**WHAT IS REQUIRED**
From the data that follows, report how many lines hold the string "screenshot", giving only the number.
-- BEGIN MATERIAL FOR THIS TASK --
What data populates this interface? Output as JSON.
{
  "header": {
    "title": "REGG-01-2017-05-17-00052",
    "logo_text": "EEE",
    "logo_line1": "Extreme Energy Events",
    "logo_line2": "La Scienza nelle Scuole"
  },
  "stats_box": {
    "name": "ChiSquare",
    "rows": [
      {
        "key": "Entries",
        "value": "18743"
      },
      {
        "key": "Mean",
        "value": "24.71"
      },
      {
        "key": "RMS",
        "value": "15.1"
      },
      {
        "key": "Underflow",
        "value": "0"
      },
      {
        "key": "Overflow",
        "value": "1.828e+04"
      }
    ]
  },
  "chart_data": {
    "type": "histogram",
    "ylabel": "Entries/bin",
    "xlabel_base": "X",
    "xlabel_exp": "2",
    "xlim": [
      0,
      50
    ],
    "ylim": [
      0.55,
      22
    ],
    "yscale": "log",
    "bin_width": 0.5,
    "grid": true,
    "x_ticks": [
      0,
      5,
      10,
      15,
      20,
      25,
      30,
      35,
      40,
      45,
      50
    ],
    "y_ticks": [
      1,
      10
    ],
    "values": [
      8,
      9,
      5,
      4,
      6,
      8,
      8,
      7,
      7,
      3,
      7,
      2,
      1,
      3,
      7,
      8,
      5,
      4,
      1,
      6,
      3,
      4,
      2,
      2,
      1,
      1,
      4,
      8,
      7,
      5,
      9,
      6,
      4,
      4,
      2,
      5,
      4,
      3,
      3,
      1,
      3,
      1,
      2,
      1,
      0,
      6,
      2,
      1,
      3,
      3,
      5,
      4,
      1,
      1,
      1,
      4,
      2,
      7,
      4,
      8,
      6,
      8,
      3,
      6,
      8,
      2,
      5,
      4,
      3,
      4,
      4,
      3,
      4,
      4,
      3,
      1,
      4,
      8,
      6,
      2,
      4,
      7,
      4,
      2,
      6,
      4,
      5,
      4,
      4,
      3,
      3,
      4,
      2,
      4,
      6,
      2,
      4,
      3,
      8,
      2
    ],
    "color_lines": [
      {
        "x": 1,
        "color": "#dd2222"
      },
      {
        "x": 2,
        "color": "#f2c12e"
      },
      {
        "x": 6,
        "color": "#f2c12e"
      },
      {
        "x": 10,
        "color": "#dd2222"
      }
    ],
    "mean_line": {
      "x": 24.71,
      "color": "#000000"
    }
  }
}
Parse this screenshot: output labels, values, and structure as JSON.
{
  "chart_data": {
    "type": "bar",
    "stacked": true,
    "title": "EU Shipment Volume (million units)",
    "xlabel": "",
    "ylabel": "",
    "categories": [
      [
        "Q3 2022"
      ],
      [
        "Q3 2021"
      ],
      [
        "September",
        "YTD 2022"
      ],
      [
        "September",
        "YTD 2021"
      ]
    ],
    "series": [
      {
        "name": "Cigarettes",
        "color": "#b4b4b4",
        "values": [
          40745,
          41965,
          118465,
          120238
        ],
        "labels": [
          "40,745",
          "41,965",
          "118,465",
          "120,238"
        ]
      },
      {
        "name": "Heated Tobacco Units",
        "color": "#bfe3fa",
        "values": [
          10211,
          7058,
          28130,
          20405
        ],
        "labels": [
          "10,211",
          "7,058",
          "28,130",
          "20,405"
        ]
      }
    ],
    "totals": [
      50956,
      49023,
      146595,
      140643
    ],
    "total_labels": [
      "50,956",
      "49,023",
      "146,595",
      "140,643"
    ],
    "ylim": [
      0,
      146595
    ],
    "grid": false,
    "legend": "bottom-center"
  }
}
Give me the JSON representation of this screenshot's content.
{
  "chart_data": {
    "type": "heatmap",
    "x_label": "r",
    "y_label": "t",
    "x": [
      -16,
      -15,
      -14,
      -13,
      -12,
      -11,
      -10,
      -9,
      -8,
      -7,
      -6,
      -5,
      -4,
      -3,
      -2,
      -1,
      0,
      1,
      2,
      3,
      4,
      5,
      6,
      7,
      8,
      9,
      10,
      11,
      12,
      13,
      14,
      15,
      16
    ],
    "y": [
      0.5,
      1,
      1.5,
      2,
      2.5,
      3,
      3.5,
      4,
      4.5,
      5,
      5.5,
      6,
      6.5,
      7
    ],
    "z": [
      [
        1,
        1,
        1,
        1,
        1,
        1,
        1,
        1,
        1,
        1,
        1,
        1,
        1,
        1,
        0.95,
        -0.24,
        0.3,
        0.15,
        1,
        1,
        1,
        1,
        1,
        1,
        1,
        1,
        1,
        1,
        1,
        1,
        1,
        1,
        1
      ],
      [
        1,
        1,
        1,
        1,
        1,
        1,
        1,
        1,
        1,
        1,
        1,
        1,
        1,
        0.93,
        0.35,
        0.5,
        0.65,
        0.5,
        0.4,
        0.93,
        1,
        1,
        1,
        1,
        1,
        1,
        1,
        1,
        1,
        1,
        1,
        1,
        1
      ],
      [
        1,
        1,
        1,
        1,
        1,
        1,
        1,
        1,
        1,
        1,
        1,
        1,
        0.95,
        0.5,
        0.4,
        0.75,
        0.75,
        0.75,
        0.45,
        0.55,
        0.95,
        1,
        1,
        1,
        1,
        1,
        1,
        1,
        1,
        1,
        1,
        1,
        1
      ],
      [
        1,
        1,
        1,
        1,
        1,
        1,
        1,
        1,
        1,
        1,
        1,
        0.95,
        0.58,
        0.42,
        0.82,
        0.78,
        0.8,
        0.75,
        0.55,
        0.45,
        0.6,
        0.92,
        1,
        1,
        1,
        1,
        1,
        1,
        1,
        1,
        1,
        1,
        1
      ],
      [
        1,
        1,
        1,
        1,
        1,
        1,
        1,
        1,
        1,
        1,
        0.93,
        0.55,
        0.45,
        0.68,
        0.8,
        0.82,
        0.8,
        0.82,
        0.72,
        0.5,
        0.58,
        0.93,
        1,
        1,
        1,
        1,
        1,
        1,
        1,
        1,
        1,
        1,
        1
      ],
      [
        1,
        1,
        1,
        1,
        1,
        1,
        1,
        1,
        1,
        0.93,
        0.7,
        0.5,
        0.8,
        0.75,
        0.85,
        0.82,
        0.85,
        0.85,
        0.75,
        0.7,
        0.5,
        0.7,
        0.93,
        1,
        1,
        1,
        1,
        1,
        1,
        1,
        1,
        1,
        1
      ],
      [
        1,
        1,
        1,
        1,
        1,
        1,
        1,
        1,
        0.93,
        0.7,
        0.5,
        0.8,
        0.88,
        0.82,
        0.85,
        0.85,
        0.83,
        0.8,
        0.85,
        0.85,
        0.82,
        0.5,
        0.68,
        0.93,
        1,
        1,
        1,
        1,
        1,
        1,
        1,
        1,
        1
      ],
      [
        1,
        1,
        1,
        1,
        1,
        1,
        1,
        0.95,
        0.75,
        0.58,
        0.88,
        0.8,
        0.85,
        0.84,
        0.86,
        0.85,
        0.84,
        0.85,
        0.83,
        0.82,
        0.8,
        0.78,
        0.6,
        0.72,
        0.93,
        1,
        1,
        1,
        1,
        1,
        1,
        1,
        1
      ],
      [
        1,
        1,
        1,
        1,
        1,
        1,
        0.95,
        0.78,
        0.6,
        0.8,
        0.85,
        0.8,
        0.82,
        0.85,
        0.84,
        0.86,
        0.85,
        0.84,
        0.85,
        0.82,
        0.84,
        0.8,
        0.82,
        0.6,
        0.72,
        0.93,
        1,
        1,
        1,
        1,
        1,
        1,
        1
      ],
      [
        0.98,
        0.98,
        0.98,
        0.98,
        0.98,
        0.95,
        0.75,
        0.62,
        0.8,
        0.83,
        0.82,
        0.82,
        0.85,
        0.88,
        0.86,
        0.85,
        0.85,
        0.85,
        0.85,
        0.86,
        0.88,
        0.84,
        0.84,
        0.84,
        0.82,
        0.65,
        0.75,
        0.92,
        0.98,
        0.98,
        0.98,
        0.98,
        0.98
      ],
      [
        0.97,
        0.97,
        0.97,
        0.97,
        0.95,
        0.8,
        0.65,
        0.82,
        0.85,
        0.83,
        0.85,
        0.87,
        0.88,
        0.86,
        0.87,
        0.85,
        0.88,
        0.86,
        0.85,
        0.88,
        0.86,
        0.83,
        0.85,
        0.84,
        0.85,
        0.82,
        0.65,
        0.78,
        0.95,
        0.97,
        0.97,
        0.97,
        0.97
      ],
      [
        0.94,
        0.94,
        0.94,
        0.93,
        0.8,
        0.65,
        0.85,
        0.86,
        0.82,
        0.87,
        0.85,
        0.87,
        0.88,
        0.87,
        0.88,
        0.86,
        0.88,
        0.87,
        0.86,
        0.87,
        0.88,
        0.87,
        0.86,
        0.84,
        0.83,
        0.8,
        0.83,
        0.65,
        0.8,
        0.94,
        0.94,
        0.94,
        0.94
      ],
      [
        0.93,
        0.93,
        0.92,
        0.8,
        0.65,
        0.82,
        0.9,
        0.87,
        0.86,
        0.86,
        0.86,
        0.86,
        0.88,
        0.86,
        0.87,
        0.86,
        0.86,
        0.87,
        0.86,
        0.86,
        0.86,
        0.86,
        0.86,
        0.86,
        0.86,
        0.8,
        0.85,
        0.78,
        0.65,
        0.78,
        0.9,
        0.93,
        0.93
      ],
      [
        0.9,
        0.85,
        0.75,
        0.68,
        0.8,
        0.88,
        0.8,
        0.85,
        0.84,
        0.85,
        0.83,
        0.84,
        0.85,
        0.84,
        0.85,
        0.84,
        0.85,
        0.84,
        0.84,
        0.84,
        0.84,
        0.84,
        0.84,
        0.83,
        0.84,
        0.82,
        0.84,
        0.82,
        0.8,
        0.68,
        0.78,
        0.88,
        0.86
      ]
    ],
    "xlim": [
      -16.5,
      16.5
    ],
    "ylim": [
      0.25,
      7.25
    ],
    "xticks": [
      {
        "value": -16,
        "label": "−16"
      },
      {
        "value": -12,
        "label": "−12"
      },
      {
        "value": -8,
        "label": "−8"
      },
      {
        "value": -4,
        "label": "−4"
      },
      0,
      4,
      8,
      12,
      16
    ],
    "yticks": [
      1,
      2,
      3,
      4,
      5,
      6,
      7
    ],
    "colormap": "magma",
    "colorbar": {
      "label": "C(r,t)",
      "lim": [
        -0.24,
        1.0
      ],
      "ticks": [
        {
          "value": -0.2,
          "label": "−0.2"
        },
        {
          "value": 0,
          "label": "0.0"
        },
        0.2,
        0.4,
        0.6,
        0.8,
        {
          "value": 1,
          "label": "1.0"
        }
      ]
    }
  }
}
-- END MATERIAL FOR THIS TASK --
**PROBLEM SOLUTION**
2